■ **EXERCISE OBJECTIVE**
Faithfully return all lines, omitting every embedded picture.

--

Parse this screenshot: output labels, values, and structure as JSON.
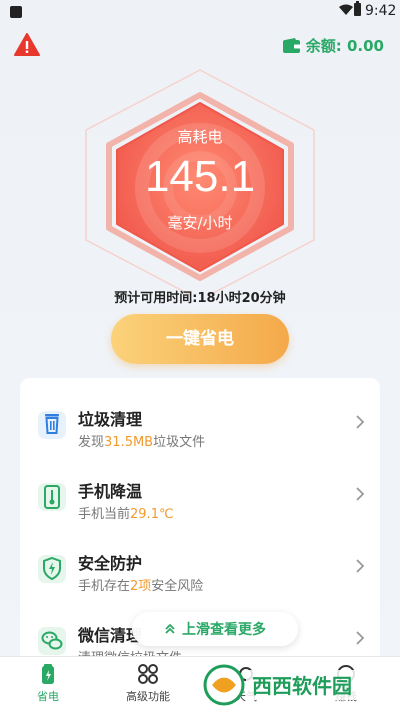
{
  "status": {
    "time": "9:42"
  },
  "header": {
    "balance": "余额: 0.00"
  },
  "meter": {
    "title": "高耗电",
    "value": "145.1",
    "unit": "毫安/小时"
  },
  "estimate": "预计可用时间:18小时20分钟",
  "save_button": "一键省电",
  "items": [
    {
      "title": "垃圾清理",
      "sub_pre": "发现",
      "sub_hl": "31.5MB",
      "sub_post": "垃圾文件",
      "icon": "trash-icon"
    },
    {
      "title": "手机降温",
      "sub_pre": "手机当前",
      "sub_hl": "29.1℃",
      "sub_post": "",
      "icon": "thermometer-icon"
    },
    {
      "title": "安全防护",
      "sub_pre": "手机存在",
      "sub_hl": "2项",
      "sub_post": "安全风险",
      "icon": "shield-icon"
    },
    {
      "title": "微信清理",
      "sub_pre": "清理微信垃圾文件",
      "sub_hl": "",
      "sub_post": "",
      "icon": "wechat-icon"
    }
  ],
  "more": "上滑查看更多",
  "nav": [
    {
      "label": "省电",
      "icon": "battery-icon"
    },
    {
      "label": "高级功能",
      "icon": "grid-icon"
    },
    {
      "label": "天气",
      "icon": "weather-icon"
    },
    {
      "label": "赚钱",
      "icon": "earn-icon"
    }
  ],
  "watermark": "西西软件园",
  "colors": {
    "accent_green": "#2aa866",
    "alert_red": "#f0574b",
    "highlight_orange": "#f29a2e",
    "button_orange": "#f4a94a"
  }
}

--

■ **REPLY TO THE EXERCISE**
Parse this screenshot: output labels, values, and structure as JSON.
{
  "status": {
    "time": "9:42"
  },
  "header": {
    "balance": "余额: 0.00"
  },
  "meter": {
    "title": "高耗电",
    "value": "145.1",
    "unit": "毫安/小时"
  },
  "estimate": "预计可用时间:18小时20分钟",
  "save_button": "一键省电",
  "items": [
    {
      "title": "垃圾清理",
      "sub_pre": "发现",
      "sub_hl": "31.5MB",
      "sub_post": "垃圾文件",
      "icon": "trash-icon"
    },
    {
      "title": "手机降温",
      "sub_pre": "手机当前",
      "sub_hl": "29.1℃",
      "sub_post": "",
      "icon": "thermometer-icon"
    },
    {
      "title": "安全防护",
      "sub_pre": "手机存在",
      "sub_hl": "2项",
      "sub_post": "安全风险",
      "icon": "shield-icon"
    },
    {
      "title": "微信清理",
      "sub_pre": "清理微信垃圾文件",
      "sub_hl": "",
      "sub_post": "",
      "icon": "wechat-icon"
    }
  ],
  "more": "上滑查看更多",
  "nav": [
    {
      "label": "省电",
      "icon": "battery-icon"
    },
    {
      "label": "高级功能",
      "icon": "grid-icon"
    },
    {
      "label": "天气",
      "icon": "weather-icon"
    },
    {
      "label": "赚钱",
      "icon": "earn-icon"
    }
  ],
  "watermark": "西西软件园",
  "colors": {
    "accent_green": "#2aa866",
    "alert_red": "#f0574b",
    "highlight_orange": "#f29a2e",
    "button_orange": "#f4a94a"
  }
}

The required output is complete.